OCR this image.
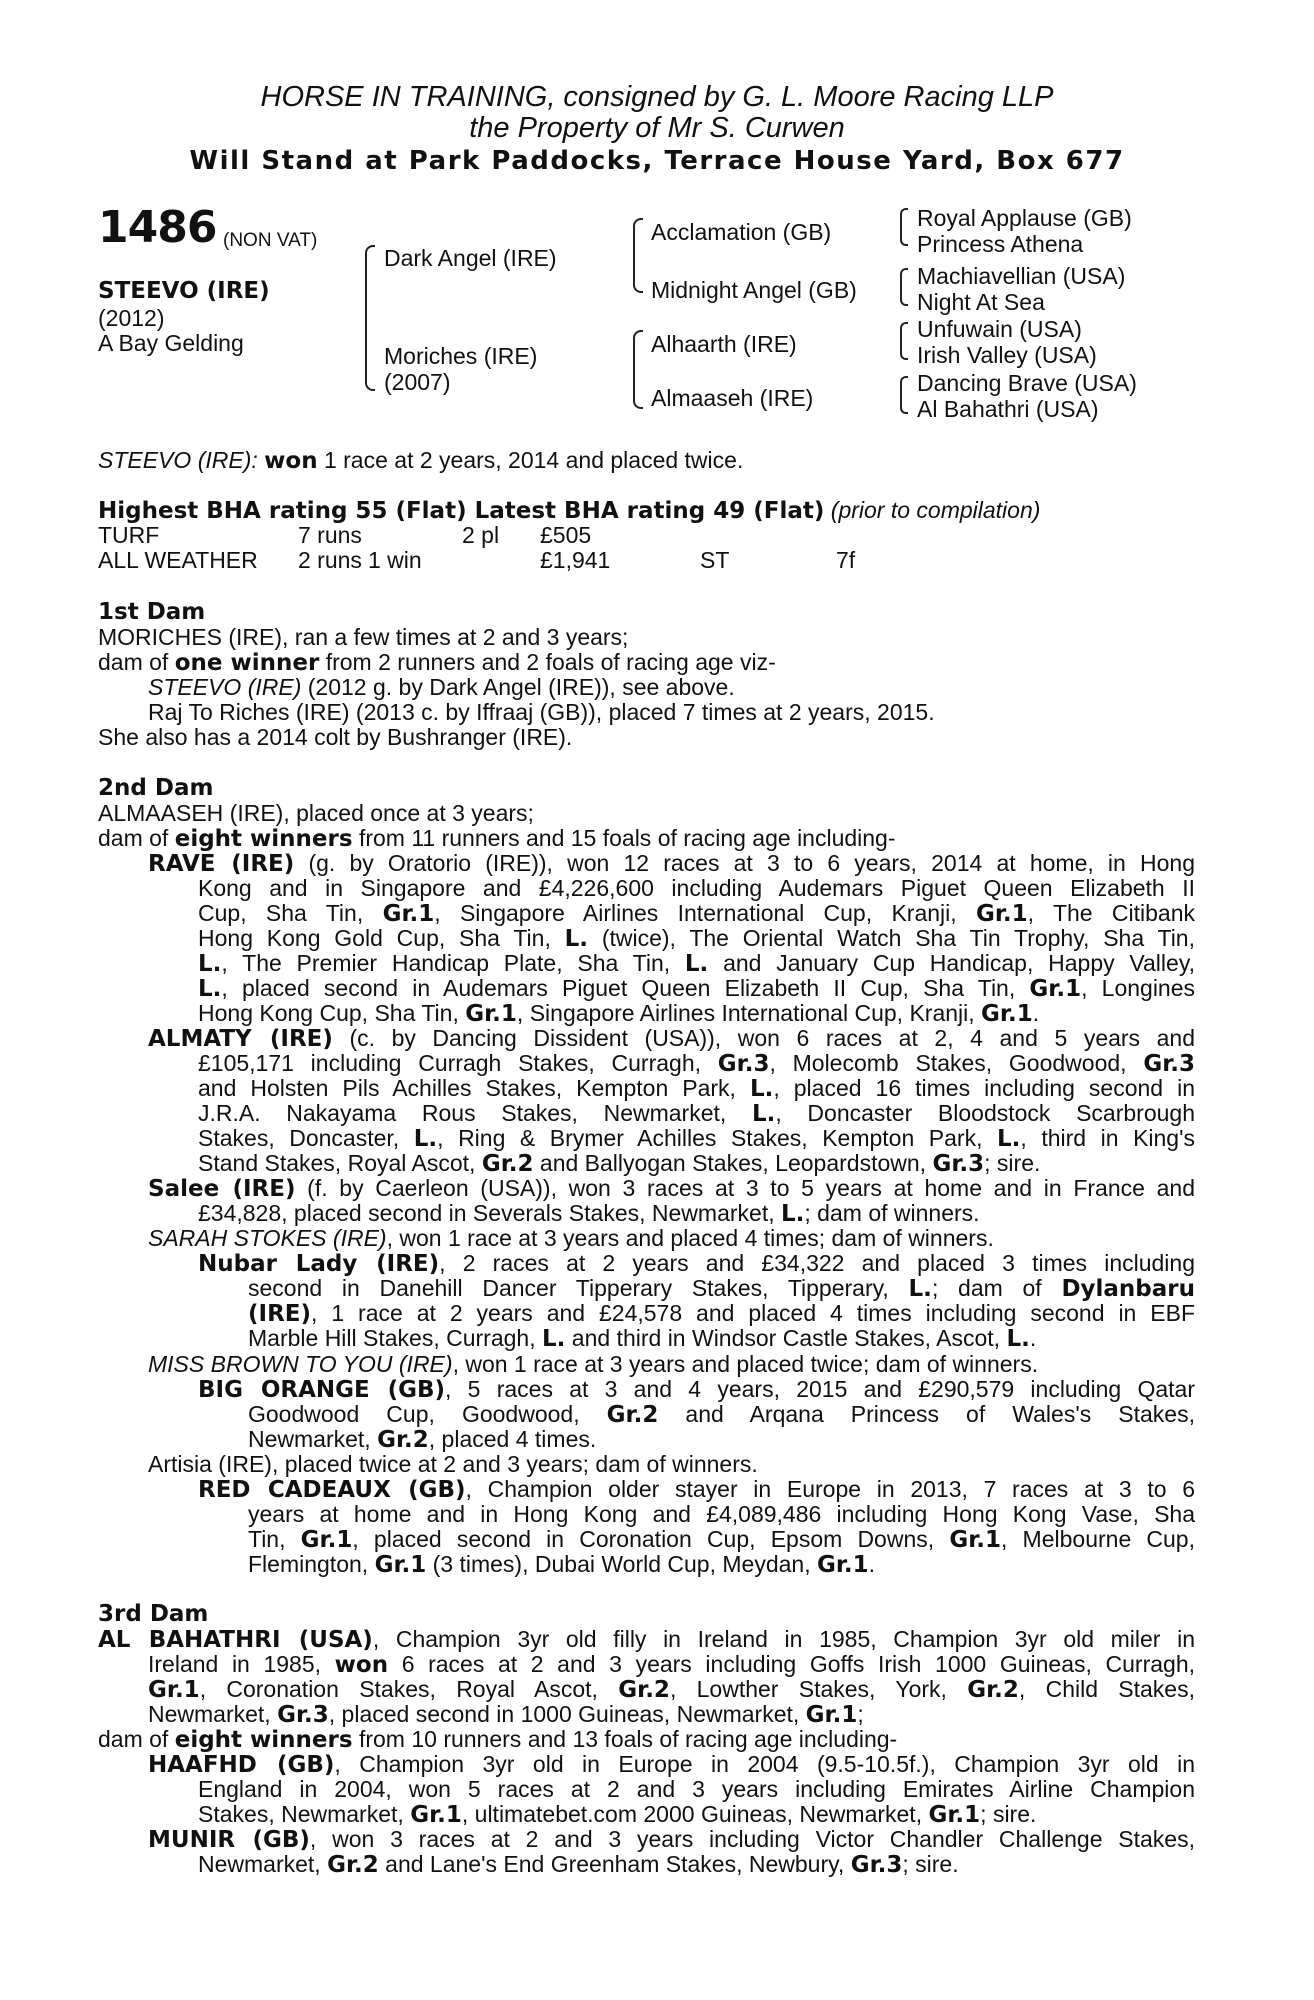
HORSE IN TRAINING, consigned by G. L. Moore Racing LLP
the Property of Mr S. Curwen
Will Stand at Park Paddocks, Terrace House Yard, Box 677
1486 (NON VAT)
STEEVO (IRE)
(2012)
A Bay Gelding
Dark Angel (IRE)
Moriches (IRE)
(2007)
Acclamation (GB)
Midnight Angel (GB)
Alhaarth (IRE)
Almaaseh (IRE)
Royal Applause (GB)
Princess Athena
Machiavellian (USA)
Night At Sea
Unfuwain (USA)
Irish Valley (USA)
Dancing Brave (USA)
Al Bahathri (USA)
STEEVO (IRE): won 1 race at 2 years, 2014 and placed twice.
Highest BHA rating 55 (Flat) Latest BHA rating 49 (Flat) (prior to compilation)
TURF	7 runs	2 pl £505
ALL WEATHER 2 runs 1 win	£1,941	ST	7f
1st Dam
MORICHES (IRE), ran a few times at 2 and 3 years;
dam of one winner from 2 runners and 2 foals of racing age viz-
STEEVO (IRE) (2012 g. by Dark Angel (IRE)), see above.
Raj To Riches (IRE) (2013 c. by Iffraaj (GB)), placed 7 times at 2 years, 2015.
She also has a 2014 colt by Bushranger (IRE).
2nd Dam
ALMAASEH (IRE), placed once at 3 years;
dam of eight winners from 11 runners and 15 foals of racing age including-
RAVE (IRE) (g. by Oratorio (IRE)), won 12 races at 3 to 6 years, 2014 at home, in Hong
Kong and in Singapore and £4,226,600 including Audemars Piguet Queen Elizabeth II
Cup, Sha Tin, Gr.1, Singapore Airlines International Cup, Kranji, Gr.1, The Citibank
Hong Kong Gold Cup, Sha Tin, L. (twice), The Oriental Watch Sha Tin Trophy, Sha Tin,
L., The Premier Handicap Plate, Sha Tin, L. and January Cup Handicap, Happy Valley,
L., placed second in Audemars Piguet Queen Elizabeth II Cup, Sha Tin, Gr.1, Longines
Hong Kong Cup, Sha Tin, Gr.1, Singapore Airlines International Cup, Kranji, Gr.1.
ALMATY (IRE) (c. by Dancing Dissident (USA)), won 6 races at 2, 4 and 5 years and
£105,171 including Curragh Stakes, Curragh, Gr.3, Molecomb Stakes, Goodwood, Gr.3
and Holsten Pils Achilles Stakes, Kempton Park, L., placed 16 times including second in
J.R.A. Nakayama Rous Stakes, Newmarket, L., Doncaster Bloodstock Scarbrough
Stakes, Doncaster, L., Ring & Brymer Achilles Stakes, Kempton Park, L., third in King's
Stand Stakes, Royal Ascot, Gr.2 and Ballyogan Stakes, Leopardstown, Gr.3; sire.
Salee (IRE) (f. by Caerleon (USA)), won 3 races at 3 to 5 years at home and in France and
£34,828, placed second in Severals Stakes, Newmarket, L.; dam of winners.
Nubar Lady (IRE), 2 races at 2 years and £34,322 and placed 3 times including
second in Danehill Dancer Tipperary Stakes, Tipperary, L.; dam of Dylanbaru
(IRE), 1 race at 2 years and £24,578 and placed 4 times including second in EBF
Marble Hill Stakes, Curragh, L. and third in Windsor Castle Stakes, Ascot, L..
BIG ORANGE (GB), 5 races at 3 and 4 years, 2015 and £290,579 including Qatar
Goodwood Cup, Goodwood, Gr.2 and Arqana Princess of Wales's Stakes,
Newmarket, Gr.2, placed 4 times.
RED CADEAUX (GB), Champion older stayer in Europe in 2013, 7 races at 3 to 6
years at home and in Hong Kong and £4,089,486 including Hong Kong Vase, Sha
Tin, Gr.1, placed second in Coronation Cup, Epsom Downs, Gr.1, Melbourne Cup,
Flemington, Gr.1 (3 times), Dubai World Cup, Meydan, Gr.1.
AL BAHATHRI (USA), Champion 3yr old filly in Ireland in 1985, Champion 3yr old miler in
Ireland in 1985, won 6 races at 2 and 3 years including Goffs Irish 1000 Guineas, Curragh,
Gr.1, Coronation Stakes, Royal Ascot, Gr.2, Lowther Stakes, York, Gr.2, Child Stakes,
Newmarket, Gr.3, placed second in 1000 Guineas, Newmarket, Gr.1;
HAAFHD (GB), Champion 3yr old in Europe in 2004 (9.5-10.5f.), Champion 3yr old in
England in 2004, won 5 races at 2 and 3 years including Emirates Airline Champion
Stakes, Newmarket, Gr.1, ultimatebet.com 2000 Guineas, Newmarket, Gr.1; sire.
MUNIR (GB), won 3 races at 2 and 3 years including Victor Chandler Challenge Stakes,
Newmarket, Gr.2 and Lane's End Greenham Stakes, Newbury, Gr.3; sire.
SARAH STOKES (IRE), won 1 race at 3 years and placed 4 times; dam of winners.
MISS BROWN TO YOU (IRE), won 1 race at 3 years and placed twice; dam of winners.
Artisia (IRE), placed twice at 2 and 3 years; dam of winners.
3rd Dam
dam of eight winners from 10 runners and 13 foals of racing age including-
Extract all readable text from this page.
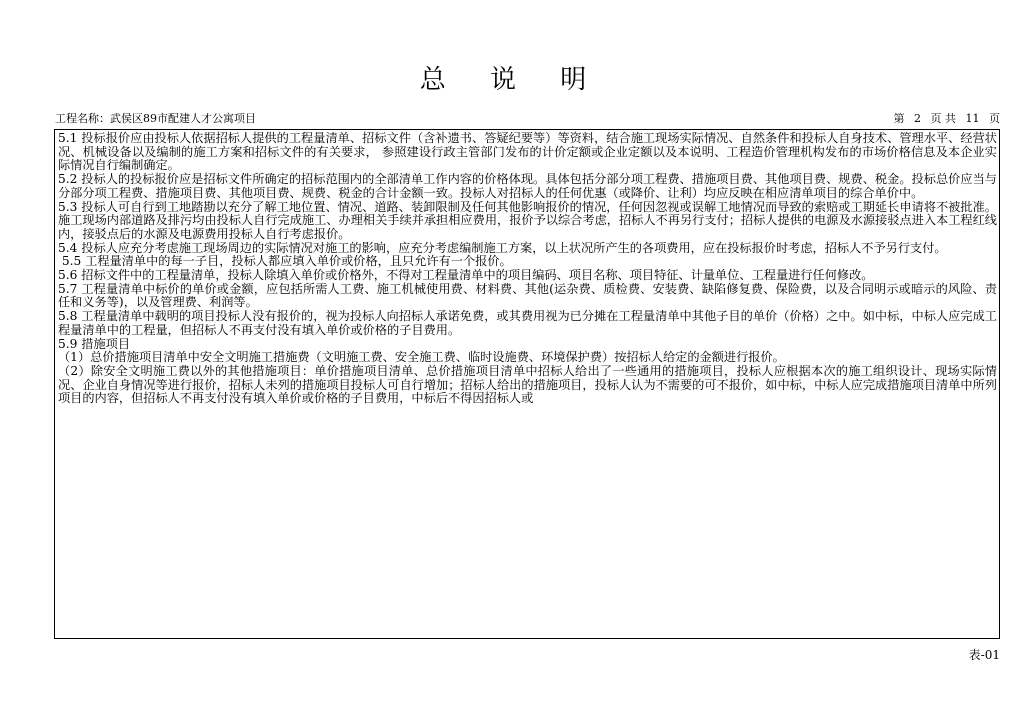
总 说 明
工程名称：武侯区89市配建人才公寓项目	第 2 页 共 11 页

5.1 投标报价应由投标人依据招标人提供的工程量清单、招标文件（含补遗书、答疑纪要等）等资料，结合施工现场实际情况、自然条件和投标人自身技术、管理水平、经营状况、机械设备以及编制的施工方案和招标文件的有关要求， 参照建设行政主管部门发布的计价定额或企业定额以及本说明、工程造价管理机构发布的市场价格信息及本企业实际情况自行编制确定。

5.2 投标人的投标报价应是招标文件所确定的招标范围内的全部清单工作内容的价格体现。具体包括分部分项工程费、措施项目费、其他项目费、规费、税金。投标总价应当与分部分项工程费、措施项目费、其他项目费、规费、税金的合计金额一致。投标人对招标人的任何优惠（或降价、让利）均应反映在相应清单项目的综合单价中。

5.3 投标人可自行到工地踏勘以充分了解工地位置、情况、道路、装卸限制及任何其他影响报价的情况，任何因忽视或误解工地情况而导致的索赔或工期延长申请将不被批准。施工现场内部道路及排污均由投标人自行完成施工、办理相关手续并承担相应费用，报价予以综合考虑，招标人不再另行支付；招标人提供的电源及水源接驳点进入本工程红线内，接驳点后的水源及电源费用投标人自行考虑报价。

5.4 投标人应充分考虑施工现场周边的实际情况对施工的影响，应充分考虑编制施工方案，以上状况所产生的各项费用，应在投标报价时考虑，招标人不予另行支付。

5.5 工程量清单中的每一子目，投标人都应填入单价或价格，且只允许有一个报价。

5.6 招标文件中的工程量清单，投标人除填入单价或价格外，不得对工程量清单中的项目编码、项目名称、项目特征、计量单位、工程量进行任何修改。

5.7 工程量清单中标价的单价或金额，应包括所需人工费、施工机械使用费、材料费、其他(运杂费、质检费、安装费、缺陷修复费、保险费，以及合同明示或暗示的风险、责任和义务等)，以及管理费、利润等。

5.8 工程量清单中载明的项目投标人没有报价的，视为投标人向招标人承诺免费，或其费用视为已分摊在工程量清单中其他子目的单价（价格）之中。如中标，中标人应完成工程量清单中的工程量，但招标人不再支付没有填入单价或价格的子目费用。

5.9 措施项目

（1）总价措施项目清单中安全文明施工措施费（文明施工费、安全施工费、临时设施费、环境保护费）按招标人给定的金额进行报价。

（2）除安全文明施工费以外的其他措施项目：单价措施项目清单、总价措施项目清单中招标人给出了一些通用的措施项目，投标人应根据本次的施工组织设计、现场实际情况、企业自身情况等进行报价，招标人未列的措施项目投标人可自行增加；招标人给出的措施项目，投标人认为不需要的可不报价，如中标，中标人应完成措施项目清单中所列项目的内容，但招标人不再支付没有填入单价或价格的子目费用，中标后不得因招标人或

表-01
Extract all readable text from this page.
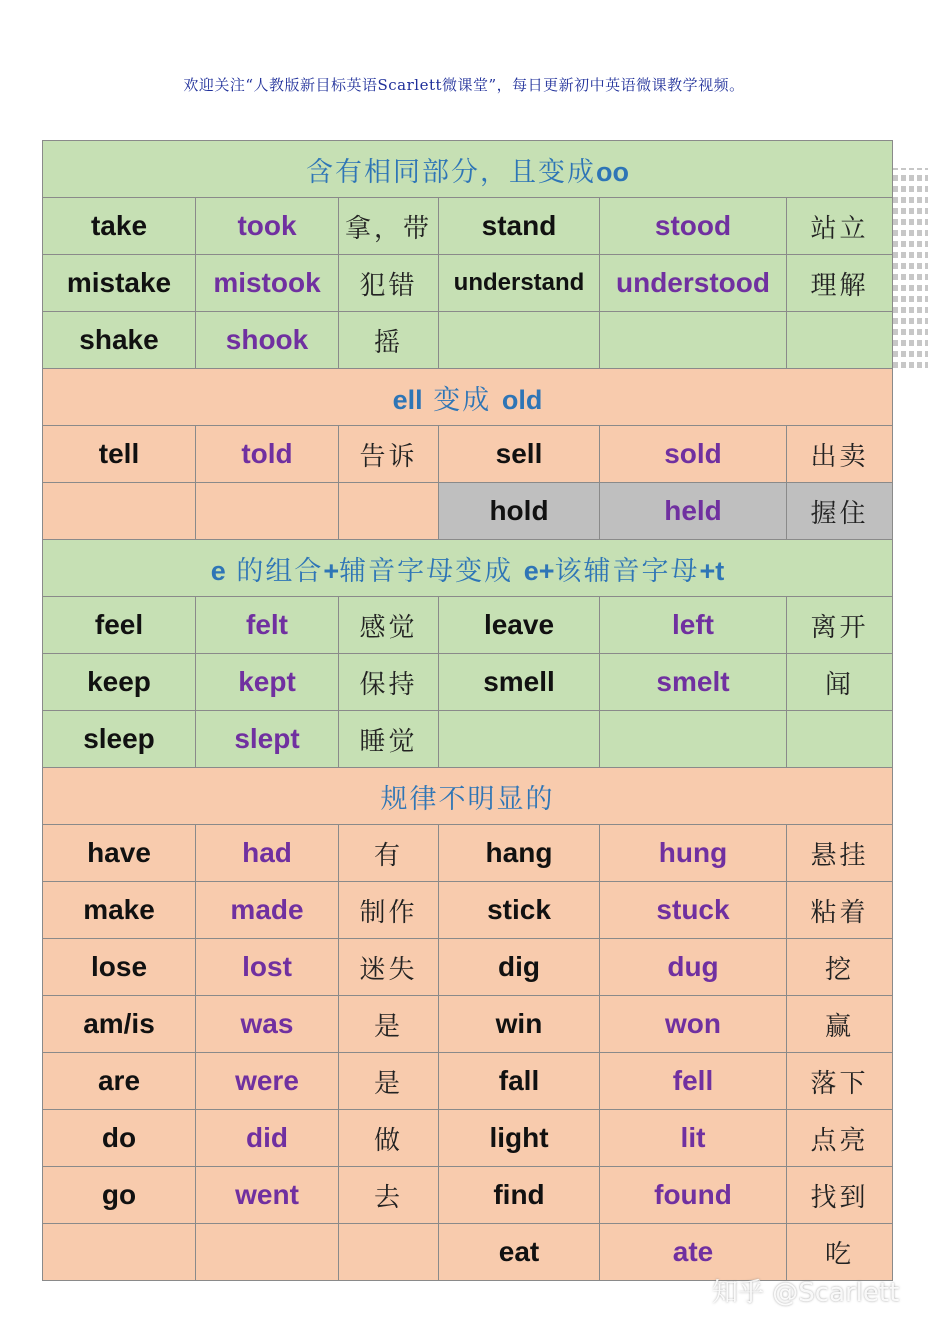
欢迎关注“人教版新目标英语Scarlett微课堂”，每日更新初中英语微课教学视频。
含有相同部分，且变成oo					
take	took	拿，带	stand	stood	站立
mistake	mistook	犯错	understand	understood	理解
shake	shook	摇			
ell 变成 old					
tell	told	告诉	sell	sold	出卖
			hold	held	握住
e 的组合+辅音字母变成 e+该辅音字母+t					
feel	felt	感觉	leave	left	离开
keep	kept	保持	smell	smelt	闻
sleep	slept	睡觉			
规律不明显的					
have	had	有	hang	hung	悬挂
make	made	制作	stick	stuck	粘着
lose	lost	迷失	dig	dug	挖
am/is	was	是	win	won	赢
are	were	是	fall	fell	落下
do	did	做	light	lit	点亮
go	went	去	find	found	找到
			eat	ate	吃
知乎 @Scarlett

## TASK STATEMENT
Report each line of the material above where the word "Singapore" appears.

## TASK SOLUTION
Kong and in Singapore and £4,226,600 including Audemars Piguet Queen Elizabeth II
Cup, Sha Tin, Gr.1, Singapore Airlines International Cup, Kranji, Gr.1, The Citibank
Hong Kong Cup, Sha Tin, Gr.1, Singapore Airlines International Cup, Kranji, Gr.1.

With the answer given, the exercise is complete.